[Request] Skip the pictures. Reproduce all other material exactly.

[start]

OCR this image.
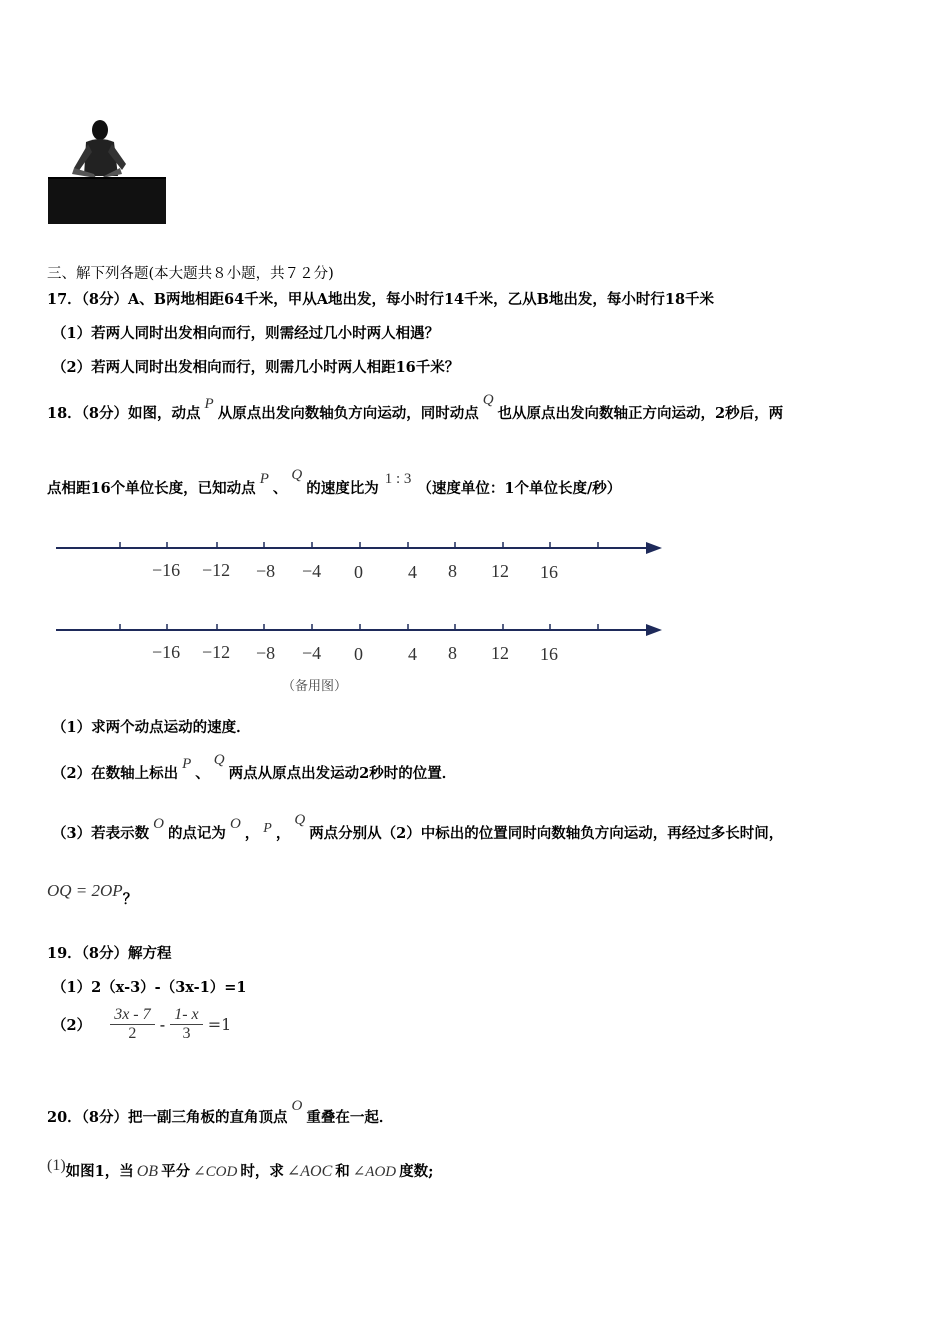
三、解下列各题(本大题共８小题，共７２分)
17．（8分）A、B两地相距64千米，甲从A地出发，每小时行14千米，乙从B地出发，每小时行18千米
（1）若两人同时出发相向而行，则需经过几小时两人相遇？
（2）若两人同时出发相向而行，则需几小时两人相距16千米？
18．（8分）如图，动点P从原点出发向数轴负方向运动，同时动点Q也从原点出发向数轴正方向运动，2秒后，两
点相距16个单位长度，已知动点P、Q的速度比为1 : 3（速度单位：1个单位长度/秒）
−16 −12 −8 −4 0	4 8 12 16
−16 −12 −8 −4 0	4 8 12 16
（备用图）
（1）求两个动点运动的速度．
（2）在数轴上标出P、Q两点从原点出发运动2秒时的位置．
（3）若表示数O的点记为O， P ，Q两点分别从（2）中标出的位置同时向数轴负方向运动，再经过多长时间，
OQ = 2OP？
19．（8分）解方程
（1）2（x-3）-（3x-1）=1
$(2) \frac{3x - 7}{2} - \frac{1- x}{3} =1$
20．（8分）把一副三角板的直角顶点O重叠在一起．
(1)如图1，当 OB 平分 ∠COD 时，求 ∠AOC 和 ∠AOD 度数;
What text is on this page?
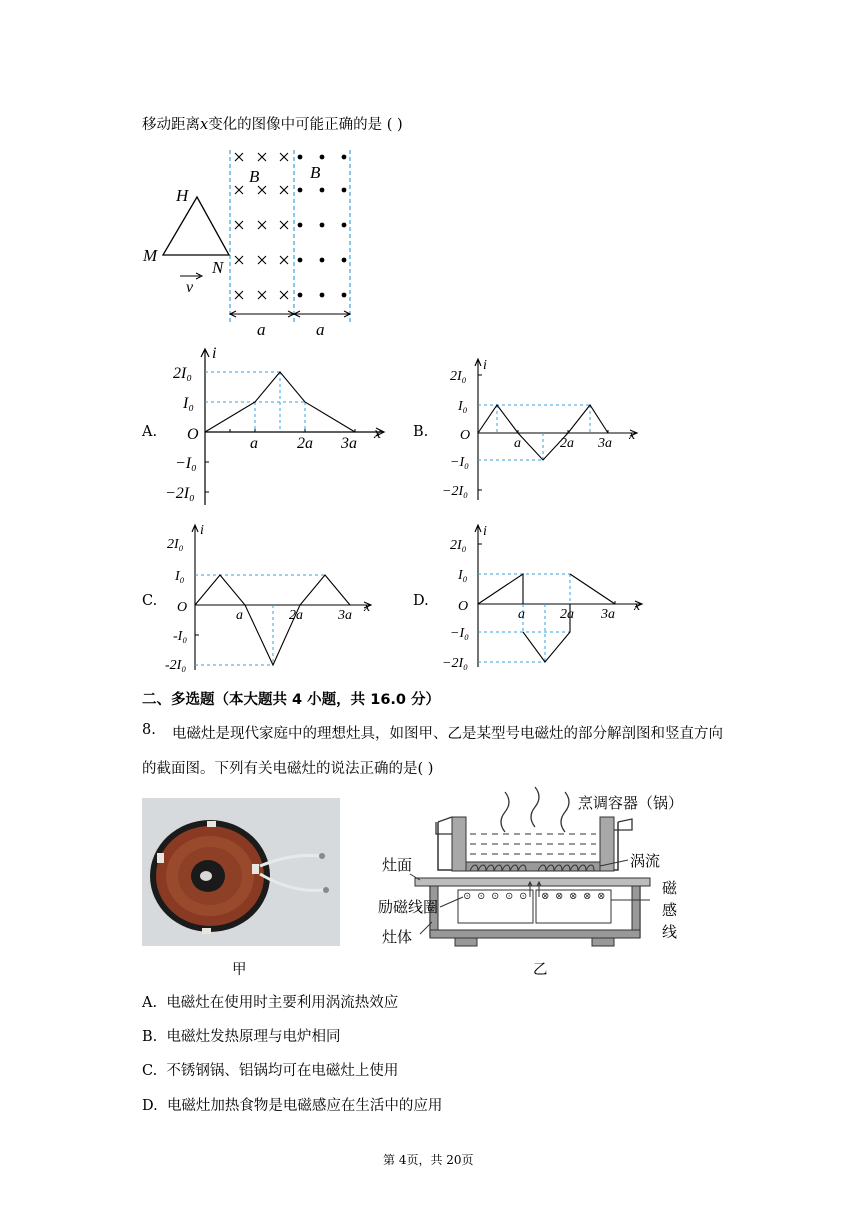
移动距离x变化的图像中可能正确的是 ( )
B	B
H
M
N
v
a	a
A.	B.
C.	D.
i
x
O
2I₀
I₀
−I₀
−2I₀
a 2a 3a
i
x
O
2I₀
I₀
−I₀
−2I₀
a	2a 3a
i
x
O
2I₀
I₀
-I₀
-2I₀
a	2a	3a
i
x
O
2I₀
I₀
−I₀
−2I₀
a	2a 3a
二、多选题（本大题共 4 小题，共 16.0 分）
8. 电磁灶是现代家庭中的理想灶具，如图甲、乙是某型号电磁灶的部分解剖图和竖直方向
的截面图。下列有关电磁灶的说法正确的是( )
甲
烹调容器（锅）
涡流
灶面
⊙ ⊙ ⊙ ⊙ ⊙ ⊗ ⊗ ⊗ ⊗ ⊗
励磁线圈
灶体
磁
感
线
乙
A. 电磁灶在使用时主要利用涡流热效应
B. 电磁灶发热原理与电炉相同
C. 不锈钢锅、铝锅均可在电磁灶上使用
D. 电磁灶加热食物是电磁感应在生活中的应用
第 4页，共 20页
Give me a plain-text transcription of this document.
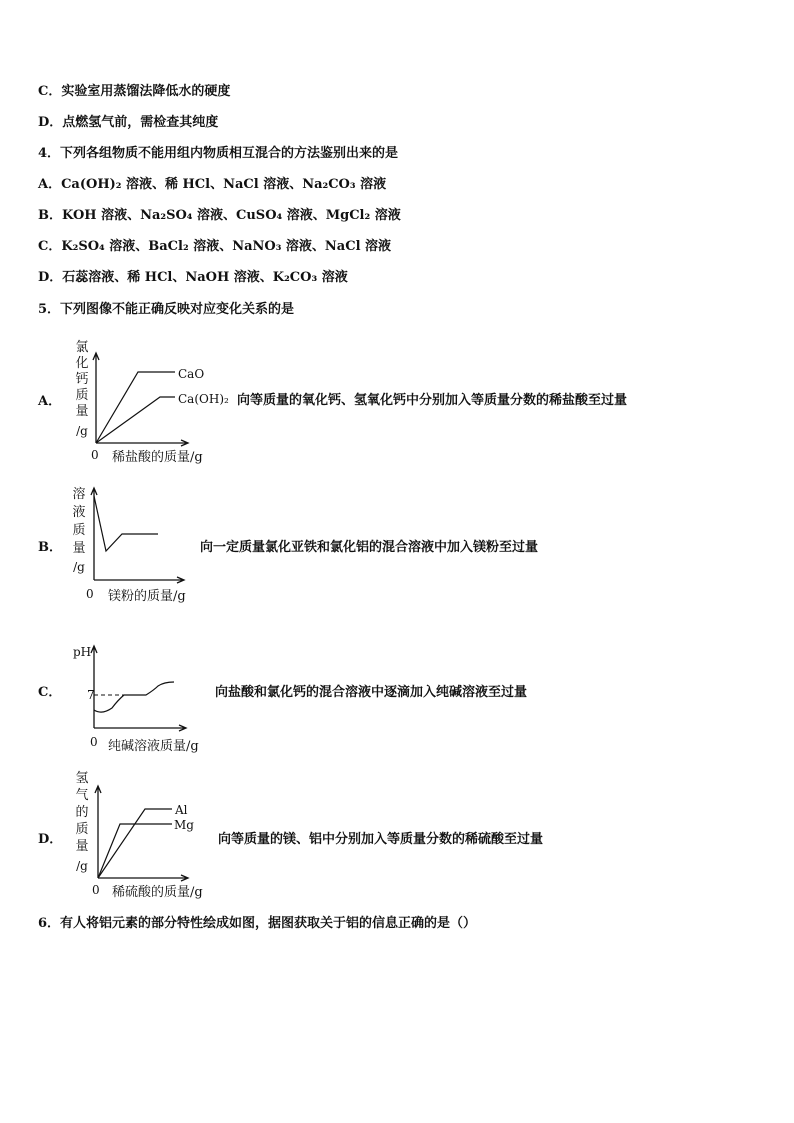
C．实验室用蒸馏法降低水的硬度
D．点燃氢气前，需检查其纯度
4．下列各组物质不能用组内物质相互混合的方法鉴别出来的是
A．Ca(OH)₂ 溶液、稀 HCl、NaCl 溶液、Na₂CO₃ 溶液
B．KOH 溶液、Na₂SO₄ 溶液、CuSO₄ 溶液、MgCl₂ 溶液
C．K₂SO₄ 溶液、BaCl₂ 溶液、NaNO₃ 溶液、NaCl 溶液
D．石蕊溶液、稀 HCl、NaOH 溶液、K₂CO₃ 溶液
5．下列图像不能正确反映对应变化关系的是
A．
氯
化
钙
质
量
/g
CaO
Ca(OH)₂
0 稀盐酸的质量/g
向等质量的氧化钙、氢氧化钙中分别加入等质量分数的稀盐酸至过量
B．
溶
液
质
量
/g
0 镁粉的质量/g
向一定质量氯化亚铁和氯化铝的混合溶液中加入镁粉至过量
C．
pH
7
0 纯碱溶液质量/g
向盐酸和氯化钙的混合溶液中逐滴加入纯碱溶液至过量
D．
氢
气
的
质
量
/g
Al
Mg
0 稀硫酸的质量/g
向等质量的镁、铝中分别加入等质量分数的稀硫酸至过量
6．有人将铝元素的部分特性绘成如图，据图获取关于铝的信息正确的是（）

[end]

[Finished answer]
OCR this image.
三、解下列各题(本大题共８小题，共７２分)
17．（8分）A、B两地相距64千米，甲从A地出发，每小时行14千米，乙从B地出发，每小时行18千米
（1）若两人同时出发相向而行，则需经过几小时两人相遇？
（2）若两人同时出发相向而行，则需几小时两人相距16千米？
18．（8分）如图，动点P从原点出发向数轴负方向运动，同时动点Q也从原点出发向数轴正方向运动，2秒后，两
点相距16个单位长度，已知动点P、Q的速度比为1 : 3（速度单位：1个单位长度/秒）
−16 −12 −8 −4 0	4 8 12 16
−16 −12 −8 −4 0	4 8 12 16
（备用图）
（1）求两个动点运动的速度．
（2）在数轴上标出P、Q两点从原点出发运动2秒时的位置．
（3）若表示数O的点记为O， P ，Q两点分别从（2）中标出的位置同时向数轴负方向运动，再经过多长时间，
OQ = 2OP？
19．（8分）解方程
（1）2（x-3）-（3x-1）=1
$(2) \frac{3x - 7}{2} - \frac{1- x}{3} =1$
20．（8分）把一副三角板的直角顶点O重叠在一起．
(1)如图1，当 OB 平分 ∠COD 时，求 ∠AOC 和 ∠AOD 度数;
What text is on this page?
移动距离x变化的图像中可能正确的是 ( )
B	B
H
M
N
v
a	a
A.	B.
C.	D.
i
x
O
2I₀
I₀
−I₀
−2I₀
a 2a 3a
i
x
O
2I₀
I₀
−I₀
−2I₀
a	2a 3a
i
x
O
2I₀
I₀
-I₀
-2I₀
a	2a	3a
i
x
O
2I₀
I₀
−I₀
−2I₀
a	2a 3a
二、多选题（本大题共 4 小题，共 16.0 分）
8. 电磁灶是现代家庭中的理想灶具，如图甲、乙是某型号电磁灶的部分解剖图和竖直方向
的截面图。下列有关电磁灶的说法正确的是( )
甲
烹调容器（锅）
涡流
灶面
⊙ ⊙ ⊙ ⊙ ⊙ ⊗ ⊗ ⊗ ⊗ ⊗
励磁线圈
灶体
磁
感
线
乙
A. 电磁灶在使用时主要利用涡流热效应
B. 电磁灶发热原理与电炉相同
C. 不锈钢锅、铝锅均可在电磁灶上使用
D. 电磁灶加热食物是电磁感应在生活中的应用
第 4页，共 20页
Give me a plain-text transcription of this document.
C．实验室用蒸馏法降低水的硬度
D．点燃氢气前，需检查其纯度
4．下列各组物质不能用组内物质相互混合的方法鉴别出来的是
A．Ca(OH)₂ 溶液、稀 HCl、NaCl 溶液、Na₂CO₃ 溶液
B．KOH 溶液、Na₂SO₄ 溶液、CuSO₄ 溶液、MgCl₂ 溶液
C．K₂SO₄ 溶液、BaCl₂ 溶液、NaNO₃ 溶液、NaCl 溶液
D．石蕊溶液、稀 HCl、NaOH 溶液、K₂CO₃ 溶液
5．下列图像不能正确反映对应变化关系的是
A．
氯
化
钙
质
量
/g
CaO
Ca(OH)₂
0 稀盐酸的质量/g
向等质量的氧化钙、氢氧化钙中分别加入等质量分数的稀盐酸至过量
B．
溶
液
质
量
/g
0 镁粉的质量/g
向一定质量氯化亚铁和氯化铝的混合溶液中加入镁粉至过量
C．
pH
7
0 纯碱溶液质量/g
向盐酸和氯化钙的混合溶液中逐滴加入纯碱溶液至过量
D．
氢
气
的
质
量
/g
Al
Mg
0 稀硫酸的质量/g
向等质量的镁、铝中分别加入等质量分数的稀硫酸至过量
6．有人将铝元素的部分特性绘成如图，据图获取关于铝的信息正确的是（）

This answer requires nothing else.